▶ Required task
The listing below should be printed exactly, every line of it. Skip the pictures.
* begin The data *
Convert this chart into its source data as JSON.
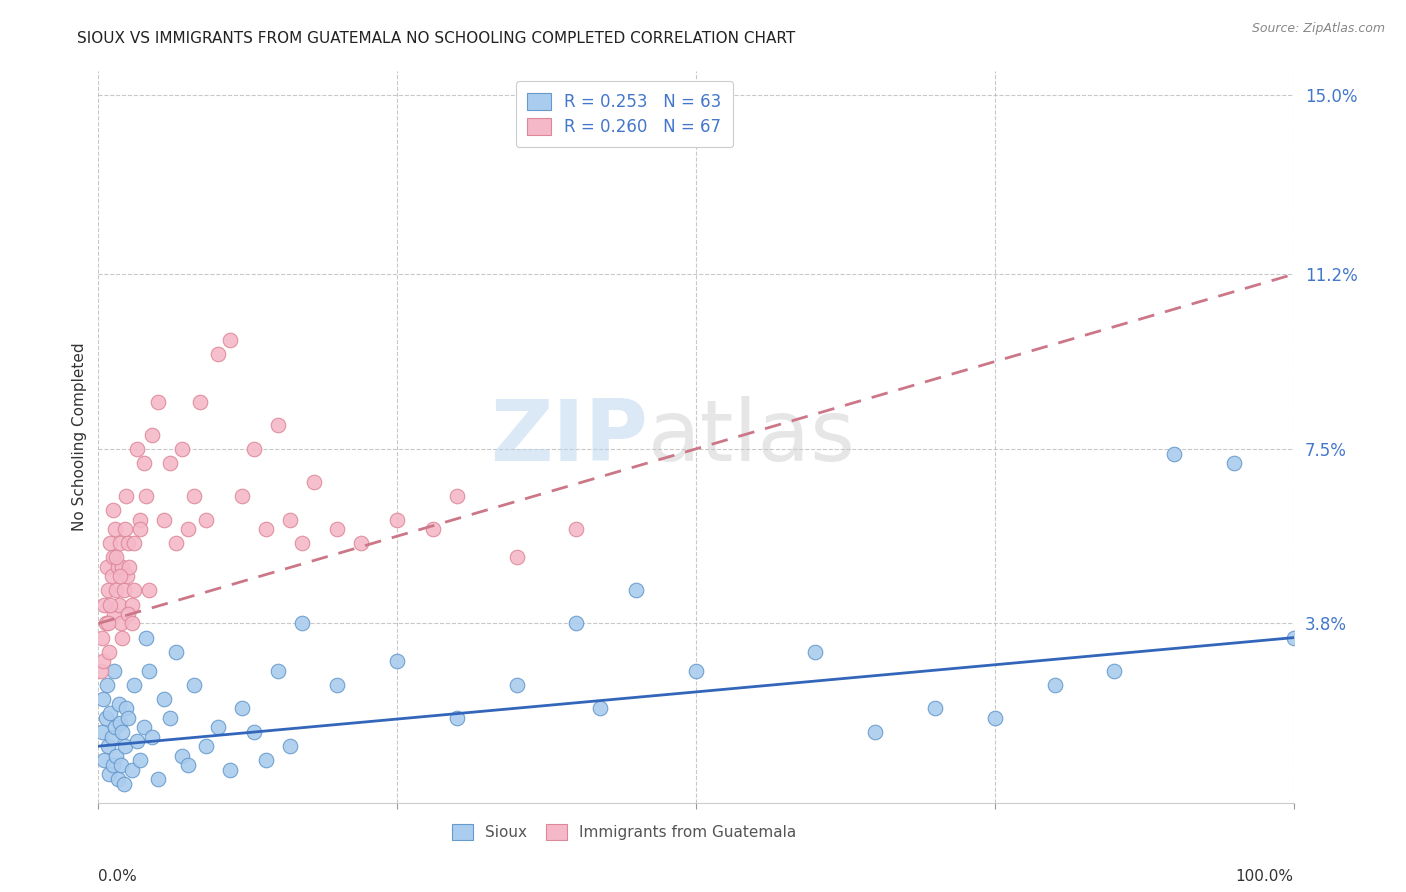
{
  "title": "SIOUX VS IMMIGRANTS FROM GUATEMALA NO SCHOOLING COMPLETED CORRELATION CHART",
  "source": "Source: ZipAtlas.com",
  "ylabel": "No Schooling Completed",
  "yticks": [
    "15.0%",
    "11.2%",
    "7.5%",
    "3.8%"
  ],
  "ytick_values": [
    15.0,
    11.2,
    7.5,
    3.8
  ],
  "watermark_zip": "ZIP",
  "watermark_atlas": "atlas",
  "sioux_color": "#aaccee",
  "sioux_edge_color": "#6699cc",
  "immig_color": "#f5b8c8",
  "immig_edge_color": "#dd8899",
  "sioux_line_color": "#3366bb",
  "immig_line_color": "#cc7788",
  "title_fontsize": 11,
  "sioux_scatter": [
    [
      0.3,
      1.5
    ],
    [
      0.4,
      2.2
    ],
    [
      0.5,
      0.9
    ],
    [
      0.6,
      1.8
    ],
    [
      0.7,
      2.5
    ],
    [
      0.8,
      1.2
    ],
    [
      0.9,
      0.6
    ],
    [
      1.0,
      1.9
    ],
    [
      1.1,
      1.4
    ],
    [
      1.2,
      0.8
    ],
    [
      1.3,
      2.8
    ],
    [
      1.4,
      1.6
    ],
    [
      1.5,
      1.0
    ],
    [
      1.6,
      0.5
    ],
    [
      1.7,
      2.1
    ],
    [
      1.8,
      1.7
    ],
    [
      1.9,
      0.8
    ],
    [
      2.0,
      1.5
    ],
    [
      2.1,
      0.4
    ],
    [
      2.2,
      1.2
    ],
    [
      2.3,
      2.0
    ],
    [
      2.5,
      1.8
    ],
    [
      2.8,
      0.7
    ],
    [
      3.0,
      2.5
    ],
    [
      3.2,
      1.3
    ],
    [
      3.5,
      0.9
    ],
    [
      3.8,
      1.6
    ],
    [
      4.0,
      3.5
    ],
    [
      4.2,
      2.8
    ],
    [
      4.5,
      1.4
    ],
    [
      5.0,
      0.5
    ],
    [
      5.5,
      2.2
    ],
    [
      6.0,
      1.8
    ],
    [
      6.5,
      3.2
    ],
    [
      7.0,
      1.0
    ],
    [
      7.5,
      0.8
    ],
    [
      8.0,
      2.5
    ],
    [
      9.0,
      1.2
    ],
    [
      10.0,
      1.6
    ],
    [
      11.0,
      0.7
    ],
    [
      12.0,
      2.0
    ],
    [
      13.0,
      1.5
    ],
    [
      14.0,
      0.9
    ],
    [
      15.0,
      2.8
    ],
    [
      16.0,
      1.2
    ],
    [
      17.0,
      3.8
    ],
    [
      20.0,
      2.5
    ],
    [
      25.0,
      3.0
    ],
    [
      30.0,
      1.8
    ],
    [
      35.0,
      2.5
    ],
    [
      40.0,
      3.8
    ],
    [
      42.0,
      2.0
    ],
    [
      45.0,
      4.5
    ],
    [
      50.0,
      2.8
    ],
    [
      60.0,
      3.2
    ],
    [
      65.0,
      1.5
    ],
    [
      70.0,
      2.0
    ],
    [
      75.0,
      1.8
    ],
    [
      80.0,
      2.5
    ],
    [
      85.0,
      2.8
    ],
    [
      90.0,
      7.4
    ],
    [
      95.0,
      7.2
    ],
    [
      100.0,
      3.5
    ]
  ],
  "immig_scatter": [
    [
      0.2,
      2.8
    ],
    [
      0.3,
      3.5
    ],
    [
      0.4,
      3.0
    ],
    [
      0.5,
      4.2
    ],
    [
      0.6,
      3.8
    ],
    [
      0.7,
      5.0
    ],
    [
      0.8,
      4.5
    ],
    [
      0.9,
      3.2
    ],
    [
      1.0,
      5.5
    ],
    [
      1.1,
      4.8
    ],
    [
      1.2,
      5.2
    ],
    [
      1.3,
      4.0
    ],
    [
      1.4,
      5.8
    ],
    [
      1.5,
      4.5
    ],
    [
      1.6,
      5.0
    ],
    [
      1.7,
      4.2
    ],
    [
      1.8,
      5.5
    ],
    [
      1.9,
      3.8
    ],
    [
      2.0,
      5.0
    ],
    [
      2.1,
      4.5
    ],
    [
      2.2,
      5.8
    ],
    [
      2.3,
      6.5
    ],
    [
      2.4,
      4.8
    ],
    [
      2.5,
      5.5
    ],
    [
      2.6,
      5.0
    ],
    [
      2.8,
      4.2
    ],
    [
      3.0,
      5.5
    ],
    [
      3.2,
      7.5
    ],
    [
      3.5,
      6.0
    ],
    [
      3.8,
      7.2
    ],
    [
      4.0,
      6.5
    ],
    [
      4.5,
      7.8
    ],
    [
      5.0,
      8.5
    ],
    [
      5.5,
      6.0
    ],
    [
      6.0,
      7.2
    ],
    [
      6.5,
      5.5
    ],
    [
      7.0,
      7.5
    ],
    [
      7.5,
      5.8
    ],
    [
      8.0,
      6.5
    ],
    [
      8.5,
      8.5
    ],
    [
      9.0,
      6.0
    ],
    [
      10.0,
      9.5
    ],
    [
      11.0,
      9.8
    ],
    [
      12.0,
      6.5
    ],
    [
      13.0,
      7.5
    ],
    [
      14.0,
      5.8
    ],
    [
      15.0,
      8.0
    ],
    [
      16.0,
      6.0
    ],
    [
      17.0,
      5.5
    ],
    [
      18.0,
      6.8
    ],
    [
      20.0,
      5.8
    ],
    [
      22.0,
      5.5
    ],
    [
      25.0,
      6.0
    ],
    [
      28.0,
      5.8
    ],
    [
      30.0,
      6.5
    ],
    [
      35.0,
      5.2
    ],
    [
      40.0,
      5.8
    ],
    [
      0.8,
      3.8
    ],
    [
      1.2,
      6.2
    ],
    [
      1.0,
      4.2
    ],
    [
      2.0,
      3.5
    ],
    [
      1.5,
      5.2
    ],
    [
      2.5,
      4.0
    ],
    [
      3.0,
      4.5
    ],
    [
      2.8,
      3.8
    ],
    [
      1.8,
      4.8
    ],
    [
      3.5,
      5.8
    ],
    [
      4.2,
      4.5
    ]
  ],
  "xlim": [
    0,
    100
  ],
  "ylim": [
    0,
    15.5
  ],
  "background_color": "#ffffff",
  "grid_color": "#bbbbbb"
}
* end The data *
▶ Reply
Convert this chart into its source data as JSON.
{
  "title": "SIOUX VS IMMIGRANTS FROM GUATEMALA NO SCHOOLING COMPLETED CORRELATION CHART",
  "source": "Source: ZipAtlas.com",
  "ylabel": "No Schooling Completed",
  "yticks": [
    "15.0%",
    "11.2%",
    "7.5%",
    "3.8%"
  ],
  "ytick_values": [
    15.0,
    11.2,
    7.5,
    3.8
  ],
  "watermark_zip": "ZIP",
  "watermark_atlas": "atlas",
  "sioux_color": "#aaccee",
  "sioux_edge_color": "#6699cc",
  "immig_color": "#f5b8c8",
  "immig_edge_color": "#dd8899",
  "sioux_line_color": "#3366bb",
  "immig_line_color": "#cc7788",
  "title_fontsize": 11,
  "sioux_scatter": [
    [
      0.3,
      1.5
    ],
    [
      0.4,
      2.2
    ],
    [
      0.5,
      0.9
    ],
    [
      0.6,
      1.8
    ],
    [
      0.7,
      2.5
    ],
    [
      0.8,
      1.2
    ],
    [
      0.9,
      0.6
    ],
    [
      1.0,
      1.9
    ],
    [
      1.1,
      1.4
    ],
    [
      1.2,
      0.8
    ],
    [
      1.3,
      2.8
    ],
    [
      1.4,
      1.6
    ],
    [
      1.5,
      1.0
    ],
    [
      1.6,
      0.5
    ],
    [
      1.7,
      2.1
    ],
    [
      1.8,
      1.7
    ],
    [
      1.9,
      0.8
    ],
    [
      2.0,
      1.5
    ],
    [
      2.1,
      0.4
    ],
    [
      2.2,
      1.2
    ],
    [
      2.3,
      2.0
    ],
    [
      2.5,
      1.8
    ],
    [
      2.8,
      0.7
    ],
    [
      3.0,
      2.5
    ],
    [
      3.2,
      1.3
    ],
    [
      3.5,
      0.9
    ],
    [
      3.8,
      1.6
    ],
    [
      4.0,
      3.5
    ],
    [
      4.2,
      2.8
    ],
    [
      4.5,
      1.4
    ],
    [
      5.0,
      0.5
    ],
    [
      5.5,
      2.2
    ],
    [
      6.0,
      1.8
    ],
    [
      6.5,
      3.2
    ],
    [
      7.0,
      1.0
    ],
    [
      7.5,
      0.8
    ],
    [
      8.0,
      2.5
    ],
    [
      9.0,
      1.2
    ],
    [
      10.0,
      1.6
    ],
    [
      11.0,
      0.7
    ],
    [
      12.0,
      2.0
    ],
    [
      13.0,
      1.5
    ],
    [
      14.0,
      0.9
    ],
    [
      15.0,
      2.8
    ],
    [
      16.0,
      1.2
    ],
    [
      17.0,
      3.8
    ],
    [
      20.0,
      2.5
    ],
    [
      25.0,
      3.0
    ],
    [
      30.0,
      1.8
    ],
    [
      35.0,
      2.5
    ],
    [
      40.0,
      3.8
    ],
    [
      42.0,
      2.0
    ],
    [
      45.0,
      4.5
    ],
    [
      50.0,
      2.8
    ],
    [
      60.0,
      3.2
    ],
    [
      65.0,
      1.5
    ],
    [
      70.0,
      2.0
    ],
    [
      75.0,
      1.8
    ],
    [
      80.0,
      2.5
    ],
    [
      85.0,
      2.8
    ],
    [
      90.0,
      7.4
    ],
    [
      95.0,
      7.2
    ],
    [
      100.0,
      3.5
    ]
  ],
  "immig_scatter": [
    [
      0.2,
      2.8
    ],
    [
      0.3,
      3.5
    ],
    [
      0.4,
      3.0
    ],
    [
      0.5,
      4.2
    ],
    [
      0.6,
      3.8
    ],
    [
      0.7,
      5.0
    ],
    [
      0.8,
      4.5
    ],
    [
      0.9,
      3.2
    ],
    [
      1.0,
      5.5
    ],
    [
      1.1,
      4.8
    ],
    [
      1.2,
      5.2
    ],
    [
      1.3,
      4.0
    ],
    [
      1.4,
      5.8
    ],
    [
      1.5,
      4.5
    ],
    [
      1.6,
      5.0
    ],
    [
      1.7,
      4.2
    ],
    [
      1.8,
      5.5
    ],
    [
      1.9,
      3.8
    ],
    [
      2.0,
      5.0
    ],
    [
      2.1,
      4.5
    ],
    [
      2.2,
      5.8
    ],
    [
      2.3,
      6.5
    ],
    [
      2.4,
      4.8
    ],
    [
      2.5,
      5.5
    ],
    [
      2.6,
      5.0
    ],
    [
      2.8,
      4.2
    ],
    [
      3.0,
      5.5
    ],
    [
      3.2,
      7.5
    ],
    [
      3.5,
      6.0
    ],
    [
      3.8,
      7.2
    ],
    [
      4.0,
      6.5
    ],
    [
      4.5,
      7.8
    ],
    [
      5.0,
      8.5
    ],
    [
      5.5,
      6.0
    ],
    [
      6.0,
      7.2
    ],
    [
      6.5,
      5.5
    ],
    [
      7.0,
      7.5
    ],
    [
      7.5,
      5.8
    ],
    [
      8.0,
      6.5
    ],
    [
      8.5,
      8.5
    ],
    [
      9.0,
      6.0
    ],
    [
      10.0,
      9.5
    ],
    [
      11.0,
      9.8
    ],
    [
      12.0,
      6.5
    ],
    [
      13.0,
      7.5
    ],
    [
      14.0,
      5.8
    ],
    [
      15.0,
      8.0
    ],
    [
      16.0,
      6.0
    ],
    [
      17.0,
      5.5
    ],
    [
      18.0,
      6.8
    ],
    [
      20.0,
      5.8
    ],
    [
      22.0,
      5.5
    ],
    [
      25.0,
      6.0
    ],
    [
      28.0,
      5.8
    ],
    [
      30.0,
      6.5
    ],
    [
      35.0,
      5.2
    ],
    [
      40.0,
      5.8
    ],
    [
      0.8,
      3.8
    ],
    [
      1.2,
      6.2
    ],
    [
      1.0,
      4.2
    ],
    [
      2.0,
      3.5
    ],
    [
      1.5,
      5.2
    ],
    [
      2.5,
      4.0
    ],
    [
      3.0,
      4.5
    ],
    [
      2.8,
      3.8
    ],
    [
      1.8,
      4.8
    ],
    [
      3.5,
      5.8
    ],
    [
      4.2,
      4.5
    ]
  ],
  "xlim": [
    0,
    100
  ],
  "ylim": [
    0,
    15.5
  ],
  "background_color": "#ffffff",
  "grid_color": "#bbbbbb"
}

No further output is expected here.